### The task
Extract, from the records beneath this instruction, each line that contains the word "links".

————

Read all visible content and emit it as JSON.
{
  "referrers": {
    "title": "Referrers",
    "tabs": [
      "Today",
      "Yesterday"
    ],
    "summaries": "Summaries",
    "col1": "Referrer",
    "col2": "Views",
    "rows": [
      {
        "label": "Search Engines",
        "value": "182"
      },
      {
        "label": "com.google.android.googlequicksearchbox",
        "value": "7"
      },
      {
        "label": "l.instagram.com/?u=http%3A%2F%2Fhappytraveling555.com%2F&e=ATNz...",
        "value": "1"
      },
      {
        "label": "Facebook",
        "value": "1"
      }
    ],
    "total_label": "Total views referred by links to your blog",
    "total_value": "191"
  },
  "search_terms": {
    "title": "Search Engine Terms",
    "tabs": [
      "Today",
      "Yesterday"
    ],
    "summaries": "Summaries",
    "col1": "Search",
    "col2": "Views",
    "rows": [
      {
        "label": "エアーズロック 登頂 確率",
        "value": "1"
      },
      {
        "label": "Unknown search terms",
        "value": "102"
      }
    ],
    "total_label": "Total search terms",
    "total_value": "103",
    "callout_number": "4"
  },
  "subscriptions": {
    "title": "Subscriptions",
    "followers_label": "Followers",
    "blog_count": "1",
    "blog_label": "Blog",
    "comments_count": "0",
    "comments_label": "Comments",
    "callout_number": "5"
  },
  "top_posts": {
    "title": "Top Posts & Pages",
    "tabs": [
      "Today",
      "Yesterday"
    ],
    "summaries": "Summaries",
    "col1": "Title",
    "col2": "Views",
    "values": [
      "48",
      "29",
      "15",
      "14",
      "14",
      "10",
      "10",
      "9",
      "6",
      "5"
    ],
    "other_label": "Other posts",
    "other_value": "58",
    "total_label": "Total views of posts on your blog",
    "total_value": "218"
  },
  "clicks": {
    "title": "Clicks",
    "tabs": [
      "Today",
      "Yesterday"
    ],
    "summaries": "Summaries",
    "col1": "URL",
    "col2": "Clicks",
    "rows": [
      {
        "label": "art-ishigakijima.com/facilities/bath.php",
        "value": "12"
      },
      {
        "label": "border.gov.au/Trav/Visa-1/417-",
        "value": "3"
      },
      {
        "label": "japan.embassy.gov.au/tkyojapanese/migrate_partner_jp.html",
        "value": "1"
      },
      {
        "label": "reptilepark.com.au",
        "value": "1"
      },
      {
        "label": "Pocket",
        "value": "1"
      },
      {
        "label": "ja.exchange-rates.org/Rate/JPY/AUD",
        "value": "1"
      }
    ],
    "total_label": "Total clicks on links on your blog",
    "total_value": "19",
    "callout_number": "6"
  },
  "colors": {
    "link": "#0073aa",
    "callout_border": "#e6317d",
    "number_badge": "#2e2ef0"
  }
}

————

### Task response
    "total_label": "Total views referred by links to your blog",
    "total_label": "Total clicks on links on your blog",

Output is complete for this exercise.